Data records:
◇ ◇ ◇ ◇

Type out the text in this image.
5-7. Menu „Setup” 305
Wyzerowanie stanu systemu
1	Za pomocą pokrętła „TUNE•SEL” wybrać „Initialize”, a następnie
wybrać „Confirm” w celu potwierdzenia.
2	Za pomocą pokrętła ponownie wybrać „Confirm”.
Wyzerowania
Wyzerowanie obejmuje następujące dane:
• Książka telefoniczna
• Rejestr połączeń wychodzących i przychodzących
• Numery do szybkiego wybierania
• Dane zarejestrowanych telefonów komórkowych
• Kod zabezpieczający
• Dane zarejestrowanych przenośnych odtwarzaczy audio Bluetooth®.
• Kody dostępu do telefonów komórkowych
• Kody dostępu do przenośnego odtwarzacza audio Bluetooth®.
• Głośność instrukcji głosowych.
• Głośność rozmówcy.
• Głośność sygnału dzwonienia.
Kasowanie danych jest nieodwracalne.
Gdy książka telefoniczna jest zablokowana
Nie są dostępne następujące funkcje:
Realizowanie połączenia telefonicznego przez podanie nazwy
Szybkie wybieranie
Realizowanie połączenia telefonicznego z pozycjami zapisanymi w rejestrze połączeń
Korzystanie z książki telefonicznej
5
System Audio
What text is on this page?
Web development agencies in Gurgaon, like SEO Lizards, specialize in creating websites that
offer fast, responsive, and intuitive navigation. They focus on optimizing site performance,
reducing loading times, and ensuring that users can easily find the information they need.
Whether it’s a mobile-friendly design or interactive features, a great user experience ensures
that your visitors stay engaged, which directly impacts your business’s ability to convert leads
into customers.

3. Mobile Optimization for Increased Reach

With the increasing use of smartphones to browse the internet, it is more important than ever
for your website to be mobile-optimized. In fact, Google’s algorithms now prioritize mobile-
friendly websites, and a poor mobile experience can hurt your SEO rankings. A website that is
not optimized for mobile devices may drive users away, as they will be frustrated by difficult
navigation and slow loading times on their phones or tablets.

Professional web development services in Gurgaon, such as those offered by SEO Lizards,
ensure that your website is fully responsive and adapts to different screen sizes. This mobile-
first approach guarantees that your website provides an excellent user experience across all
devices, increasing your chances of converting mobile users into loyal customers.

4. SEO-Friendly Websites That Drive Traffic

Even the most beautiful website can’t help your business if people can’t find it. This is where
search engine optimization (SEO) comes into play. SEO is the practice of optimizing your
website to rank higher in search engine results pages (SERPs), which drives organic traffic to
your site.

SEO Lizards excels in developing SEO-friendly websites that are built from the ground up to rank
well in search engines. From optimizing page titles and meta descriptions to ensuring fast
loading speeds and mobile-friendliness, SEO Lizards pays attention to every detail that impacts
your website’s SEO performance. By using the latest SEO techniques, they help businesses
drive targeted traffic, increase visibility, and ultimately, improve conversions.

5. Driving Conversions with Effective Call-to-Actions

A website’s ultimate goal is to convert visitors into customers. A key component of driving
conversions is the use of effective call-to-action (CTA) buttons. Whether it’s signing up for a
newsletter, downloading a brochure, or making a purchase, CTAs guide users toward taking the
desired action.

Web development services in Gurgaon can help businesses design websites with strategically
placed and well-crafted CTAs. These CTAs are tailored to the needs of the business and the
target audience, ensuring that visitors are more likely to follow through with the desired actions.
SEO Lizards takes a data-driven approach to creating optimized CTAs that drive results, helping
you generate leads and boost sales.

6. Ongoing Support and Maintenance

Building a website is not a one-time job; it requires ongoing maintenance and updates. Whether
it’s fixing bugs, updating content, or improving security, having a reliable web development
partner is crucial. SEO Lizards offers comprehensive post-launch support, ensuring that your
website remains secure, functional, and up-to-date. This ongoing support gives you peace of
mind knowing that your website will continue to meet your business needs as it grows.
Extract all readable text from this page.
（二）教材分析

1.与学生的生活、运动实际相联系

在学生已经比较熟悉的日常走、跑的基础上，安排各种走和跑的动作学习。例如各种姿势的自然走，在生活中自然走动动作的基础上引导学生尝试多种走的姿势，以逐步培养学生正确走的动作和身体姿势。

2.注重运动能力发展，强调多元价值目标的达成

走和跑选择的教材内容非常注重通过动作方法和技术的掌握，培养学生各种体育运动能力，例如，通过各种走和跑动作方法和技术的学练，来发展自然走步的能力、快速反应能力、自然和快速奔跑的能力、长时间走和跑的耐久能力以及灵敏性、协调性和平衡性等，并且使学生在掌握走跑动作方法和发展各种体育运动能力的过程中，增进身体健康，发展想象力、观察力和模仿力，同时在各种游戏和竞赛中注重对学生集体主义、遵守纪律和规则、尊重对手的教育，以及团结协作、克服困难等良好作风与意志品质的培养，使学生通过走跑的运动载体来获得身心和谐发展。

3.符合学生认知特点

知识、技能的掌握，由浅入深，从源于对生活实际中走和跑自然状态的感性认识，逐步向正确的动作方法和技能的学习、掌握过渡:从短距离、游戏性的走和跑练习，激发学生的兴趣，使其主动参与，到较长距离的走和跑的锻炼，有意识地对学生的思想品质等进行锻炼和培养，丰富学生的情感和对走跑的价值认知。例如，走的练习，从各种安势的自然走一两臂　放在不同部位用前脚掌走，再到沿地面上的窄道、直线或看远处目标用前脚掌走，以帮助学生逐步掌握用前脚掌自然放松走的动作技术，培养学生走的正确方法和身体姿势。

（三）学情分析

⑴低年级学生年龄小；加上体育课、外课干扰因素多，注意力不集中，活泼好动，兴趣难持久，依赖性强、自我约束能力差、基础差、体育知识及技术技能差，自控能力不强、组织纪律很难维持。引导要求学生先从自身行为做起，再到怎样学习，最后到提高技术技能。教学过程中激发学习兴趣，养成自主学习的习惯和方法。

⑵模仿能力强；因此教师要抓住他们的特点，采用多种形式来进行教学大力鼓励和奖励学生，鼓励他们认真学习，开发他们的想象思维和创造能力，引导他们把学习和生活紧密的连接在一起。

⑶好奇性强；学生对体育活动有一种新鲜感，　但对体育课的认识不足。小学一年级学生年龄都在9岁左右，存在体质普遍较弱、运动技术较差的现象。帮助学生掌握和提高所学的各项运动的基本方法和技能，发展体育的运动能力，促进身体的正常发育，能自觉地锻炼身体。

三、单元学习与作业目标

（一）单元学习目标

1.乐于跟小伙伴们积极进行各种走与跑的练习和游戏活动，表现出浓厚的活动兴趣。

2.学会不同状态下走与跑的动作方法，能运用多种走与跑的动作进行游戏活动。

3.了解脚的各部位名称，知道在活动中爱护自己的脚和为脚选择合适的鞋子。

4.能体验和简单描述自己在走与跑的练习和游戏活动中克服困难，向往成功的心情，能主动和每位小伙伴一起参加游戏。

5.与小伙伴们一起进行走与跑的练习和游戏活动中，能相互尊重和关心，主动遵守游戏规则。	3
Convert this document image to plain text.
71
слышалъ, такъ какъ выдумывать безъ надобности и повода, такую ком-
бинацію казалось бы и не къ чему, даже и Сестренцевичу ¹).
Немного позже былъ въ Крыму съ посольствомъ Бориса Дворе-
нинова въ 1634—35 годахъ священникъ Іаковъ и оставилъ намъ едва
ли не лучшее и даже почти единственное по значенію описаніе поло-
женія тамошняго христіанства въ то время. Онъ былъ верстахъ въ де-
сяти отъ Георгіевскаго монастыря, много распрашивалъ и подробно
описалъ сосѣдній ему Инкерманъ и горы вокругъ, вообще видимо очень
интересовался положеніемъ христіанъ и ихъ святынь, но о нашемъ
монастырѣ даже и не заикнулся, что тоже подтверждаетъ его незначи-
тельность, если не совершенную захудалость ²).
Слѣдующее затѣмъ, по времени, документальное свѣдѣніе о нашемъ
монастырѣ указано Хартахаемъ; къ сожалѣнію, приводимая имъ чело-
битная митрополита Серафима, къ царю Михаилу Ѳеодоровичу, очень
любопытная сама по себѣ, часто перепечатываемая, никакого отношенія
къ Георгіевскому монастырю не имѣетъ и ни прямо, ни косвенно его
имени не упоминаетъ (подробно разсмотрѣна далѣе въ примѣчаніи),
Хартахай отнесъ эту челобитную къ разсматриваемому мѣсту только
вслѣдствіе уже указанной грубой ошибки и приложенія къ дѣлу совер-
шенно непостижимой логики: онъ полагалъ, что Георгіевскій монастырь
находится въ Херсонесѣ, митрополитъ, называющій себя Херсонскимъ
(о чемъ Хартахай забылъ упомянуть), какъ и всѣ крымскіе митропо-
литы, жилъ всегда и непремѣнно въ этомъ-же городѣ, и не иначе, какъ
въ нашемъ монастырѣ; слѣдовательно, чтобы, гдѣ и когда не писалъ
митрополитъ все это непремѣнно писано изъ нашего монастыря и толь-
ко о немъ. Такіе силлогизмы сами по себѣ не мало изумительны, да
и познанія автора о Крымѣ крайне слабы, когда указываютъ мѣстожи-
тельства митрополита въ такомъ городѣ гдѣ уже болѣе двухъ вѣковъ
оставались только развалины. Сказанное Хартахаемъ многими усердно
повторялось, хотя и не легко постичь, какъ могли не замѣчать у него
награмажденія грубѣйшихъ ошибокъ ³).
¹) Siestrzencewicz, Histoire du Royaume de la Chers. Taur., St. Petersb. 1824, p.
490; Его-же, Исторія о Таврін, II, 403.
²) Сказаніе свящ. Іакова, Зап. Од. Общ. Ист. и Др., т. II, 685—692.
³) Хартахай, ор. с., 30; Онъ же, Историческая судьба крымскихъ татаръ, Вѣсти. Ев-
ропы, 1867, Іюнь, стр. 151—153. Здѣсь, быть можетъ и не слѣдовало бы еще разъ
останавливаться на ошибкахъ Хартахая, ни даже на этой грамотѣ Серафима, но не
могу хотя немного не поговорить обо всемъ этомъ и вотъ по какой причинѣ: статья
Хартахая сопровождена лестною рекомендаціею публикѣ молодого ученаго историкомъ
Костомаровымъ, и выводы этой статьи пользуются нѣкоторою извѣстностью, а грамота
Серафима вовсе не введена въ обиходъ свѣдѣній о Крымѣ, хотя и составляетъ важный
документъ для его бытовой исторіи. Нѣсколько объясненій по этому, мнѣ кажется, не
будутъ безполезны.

◇ ◇ ◇ ◇

Give only the number of lines in the listing above that include the string "image".

2